_Given request_: Each line below should be reproduced without any alteration.

<<<<

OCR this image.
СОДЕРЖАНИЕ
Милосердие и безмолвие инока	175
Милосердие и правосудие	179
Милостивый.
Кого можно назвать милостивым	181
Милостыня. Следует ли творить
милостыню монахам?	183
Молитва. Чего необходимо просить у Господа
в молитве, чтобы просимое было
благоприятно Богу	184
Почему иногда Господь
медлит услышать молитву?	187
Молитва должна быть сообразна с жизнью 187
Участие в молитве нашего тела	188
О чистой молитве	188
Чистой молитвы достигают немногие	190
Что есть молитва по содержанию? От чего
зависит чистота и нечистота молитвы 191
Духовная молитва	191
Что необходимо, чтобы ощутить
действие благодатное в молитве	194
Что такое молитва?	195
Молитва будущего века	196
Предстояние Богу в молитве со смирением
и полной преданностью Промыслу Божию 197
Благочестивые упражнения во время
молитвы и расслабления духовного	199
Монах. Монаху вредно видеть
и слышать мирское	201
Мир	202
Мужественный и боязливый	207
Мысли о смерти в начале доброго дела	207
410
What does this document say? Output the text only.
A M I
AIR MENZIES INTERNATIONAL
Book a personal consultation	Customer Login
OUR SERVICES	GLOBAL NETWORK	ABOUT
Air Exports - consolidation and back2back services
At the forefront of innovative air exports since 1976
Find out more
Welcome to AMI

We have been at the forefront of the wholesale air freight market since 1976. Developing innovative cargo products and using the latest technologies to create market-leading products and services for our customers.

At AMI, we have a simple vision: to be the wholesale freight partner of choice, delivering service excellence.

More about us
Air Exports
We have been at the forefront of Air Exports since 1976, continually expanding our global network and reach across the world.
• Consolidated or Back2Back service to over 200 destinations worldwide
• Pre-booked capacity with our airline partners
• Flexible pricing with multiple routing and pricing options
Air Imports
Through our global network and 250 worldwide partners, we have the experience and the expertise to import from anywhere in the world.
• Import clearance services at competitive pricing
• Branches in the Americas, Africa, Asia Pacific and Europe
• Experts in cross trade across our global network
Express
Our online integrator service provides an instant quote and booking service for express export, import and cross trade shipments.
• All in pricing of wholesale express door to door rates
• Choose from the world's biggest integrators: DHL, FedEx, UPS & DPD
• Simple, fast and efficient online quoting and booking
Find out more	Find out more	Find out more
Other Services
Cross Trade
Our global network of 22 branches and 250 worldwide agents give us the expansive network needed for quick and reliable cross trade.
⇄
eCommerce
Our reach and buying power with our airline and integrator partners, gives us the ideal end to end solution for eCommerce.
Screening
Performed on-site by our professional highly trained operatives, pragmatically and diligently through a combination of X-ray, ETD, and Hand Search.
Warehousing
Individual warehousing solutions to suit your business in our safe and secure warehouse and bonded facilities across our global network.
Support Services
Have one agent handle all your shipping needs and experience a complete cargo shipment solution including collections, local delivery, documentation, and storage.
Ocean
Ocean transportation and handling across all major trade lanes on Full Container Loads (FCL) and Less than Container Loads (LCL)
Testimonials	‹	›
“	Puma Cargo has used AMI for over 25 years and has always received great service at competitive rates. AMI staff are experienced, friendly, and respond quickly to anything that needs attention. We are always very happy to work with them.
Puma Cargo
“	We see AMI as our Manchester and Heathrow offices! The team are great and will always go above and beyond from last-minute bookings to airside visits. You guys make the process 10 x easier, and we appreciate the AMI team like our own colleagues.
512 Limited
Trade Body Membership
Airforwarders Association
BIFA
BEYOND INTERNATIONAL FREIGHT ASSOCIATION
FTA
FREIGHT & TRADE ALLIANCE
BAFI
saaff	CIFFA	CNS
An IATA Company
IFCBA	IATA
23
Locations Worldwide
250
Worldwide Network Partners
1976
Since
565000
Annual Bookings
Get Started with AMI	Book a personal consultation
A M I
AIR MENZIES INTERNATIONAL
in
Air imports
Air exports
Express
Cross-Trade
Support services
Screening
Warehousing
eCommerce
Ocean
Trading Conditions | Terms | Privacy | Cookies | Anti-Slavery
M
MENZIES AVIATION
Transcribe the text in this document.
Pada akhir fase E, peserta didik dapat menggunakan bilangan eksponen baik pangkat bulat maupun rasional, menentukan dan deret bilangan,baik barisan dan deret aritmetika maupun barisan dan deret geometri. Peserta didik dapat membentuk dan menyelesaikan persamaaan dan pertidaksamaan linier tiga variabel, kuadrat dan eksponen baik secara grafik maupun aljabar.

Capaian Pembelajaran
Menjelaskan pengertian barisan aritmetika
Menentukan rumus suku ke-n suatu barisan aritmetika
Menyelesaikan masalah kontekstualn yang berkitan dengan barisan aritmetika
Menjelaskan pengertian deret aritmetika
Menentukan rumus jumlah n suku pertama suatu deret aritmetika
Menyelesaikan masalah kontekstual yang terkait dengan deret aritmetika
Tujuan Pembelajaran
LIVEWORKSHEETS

>>>>

_Result below_:
OCR this image.
СОДЕРЖАНИЕ
Милосердие и безмолвие инока	175
Милосердие и правосудие	179
Милостивый.
Кого можно назвать милостивым	181
Милостыня. Следует ли творить
милостыню монахам?	183
Молитва. Чего необходимо просить у Господа
в молитве, чтобы просимое было
благоприятно Богу	184
Почему иногда Господь
медлит услышать молитву?	187
Молитва должна быть сообразна с жизнью 187
Участие в молитве нашего тела	188
О чистой молитве	188
Чистой молитвы достигают немногие	190
Что есть молитва по содержанию? От чего
зависит чистота и нечистота молитвы 191
Духовная молитва	191
Что необходимо, чтобы ощутить
действие благодатное в молитве	194
Что такое молитва?	195
Молитва будущего века	196
Предстояние Богу в молитве со смирением
и полной преданностью Промыслу Божию 197
Благочестивые упражнения во время
молитвы и расслабления духовного	199
Монах. Монаху вредно видеть
и слышать мирское	201
Мир	202
Мужественный и боязливый	207
Мысли о смерти в начале доброго дела	207
410
What does this document say? Output the text only.
A M I
AIR MENZIES INTERNATIONAL
Book a personal consultation	Customer Login
OUR SERVICES	GLOBAL NETWORK	ABOUT
Air Exports - consolidation and back2back services
At the forefront of innovative air exports since 1976
Find out more
Welcome to AMI

We have been at the forefront of the wholesale air freight market since 1976. Developing innovative cargo products and using the latest technologies to create market-leading products and services for our customers.

At AMI, we have a simple vision: to be the wholesale freight partner of choice, delivering service excellence.

More about us
Air Exports
We have been at the forefront of Air Exports since 1976, continually expanding our global network and reach across the world.
• Consolidated or Back2Back service to over 200 destinations worldwide
• Pre-booked capacity with our airline partners
• Flexible pricing with multiple routing and pricing options
Air Imports
Through our global network and 250 worldwide partners, we have the experience and the expertise to import from anywhere in the world.
• Import clearance services at competitive pricing
• Branches in the Americas, Africa, Asia Pacific and Europe
• Experts in cross trade across our global network
Express
Our online integrator service provides an instant quote and booking service for express export, import and cross trade shipments.
• All in pricing of wholesale express door to door rates
• Choose from the world's biggest integrators: DHL, FedEx, UPS & DPD
• Simple, fast and efficient online quoting and booking
Find out more	Find out more	Find out more
Other Services
Cross Trade
Our global network of 22 branches and 250 worldwide agents give us the expansive network needed for quick and reliable cross trade.
⇄
eCommerce
Our reach and buying power with our airline and integrator partners, gives us the ideal end to end solution for eCommerce.
Screening
Performed on-site by our professional highly trained operatives, pragmatically and diligently through a combination of X-ray, ETD, and Hand Search.
Warehousing
Individual warehousing solutions to suit your business in our safe and secure warehouse and bonded facilities across our global network.
Support Services
Have one agent handle all your shipping needs and experience a complete cargo shipment solution including collections, local delivery, documentation, and storage.
Ocean
Ocean transportation and handling across all major trade lanes on Full Container Loads (FCL) and Less than Container Loads (LCL)
Testimonials	‹	›
“	Puma Cargo has used AMI for over 25 years and has always received great service at competitive rates. AMI staff are experienced, friendly, and respond quickly to anything that needs attention. We are always very happy to work with them.
Puma Cargo
“	We see AMI as our Manchester and Heathrow offices! The team are great and will always go above and beyond from last-minute bookings to airside visits. You guys make the process 10 x easier, and we appreciate the AMI team like our own colleagues.
512 Limited
Trade Body Membership
Airforwarders Association
BIFA
BEYOND INTERNATIONAL FREIGHT ASSOCIATION
FTA
FREIGHT & TRADE ALLIANCE
BAFI
saaff	CIFFA	CNS
An IATA Company
IFCBA	IATA
23
Locations Worldwide
250
Worldwide Network Partners
1976
Since
565000
Annual Bookings
Get Started with AMI	Book a personal consultation
A M I
AIR MENZIES INTERNATIONAL
in
Air imports
Air exports
Express
Cross-Trade
Support services
Screening
Warehousing
eCommerce
Ocean
Trading Conditions | Terms | Privacy | Cookies | Anti-Slavery
M
MENZIES AVIATION
Transcribe the text in this document.
Pada akhir fase E, peserta didik dapat menggunakan bilangan eksponen baik pangkat bulat maupun rasional, menentukan dan deret bilangan,baik barisan dan deret aritmetika maupun barisan dan deret geometri. Peserta didik dapat membentuk dan menyelesaikan persamaaan dan pertidaksamaan linier tiga variabel, kuadrat dan eksponen baik secara grafik maupun aljabar.

Capaian Pembelajaran
Menjelaskan pengertian barisan aritmetika
Menentukan rumus suku ke-n suatu barisan aritmetika
Menyelesaikan masalah kontekstualn yang berkitan dengan barisan aritmetika
Menjelaskan pengertian deret aritmetika
Menentukan rumus jumlah n suku pertama suatu deret aritmetika
Menyelesaikan masalah kontekstual yang terkait dengan deret aritmetika
Tujuan Pembelajaran
LIVEWORKSHEETS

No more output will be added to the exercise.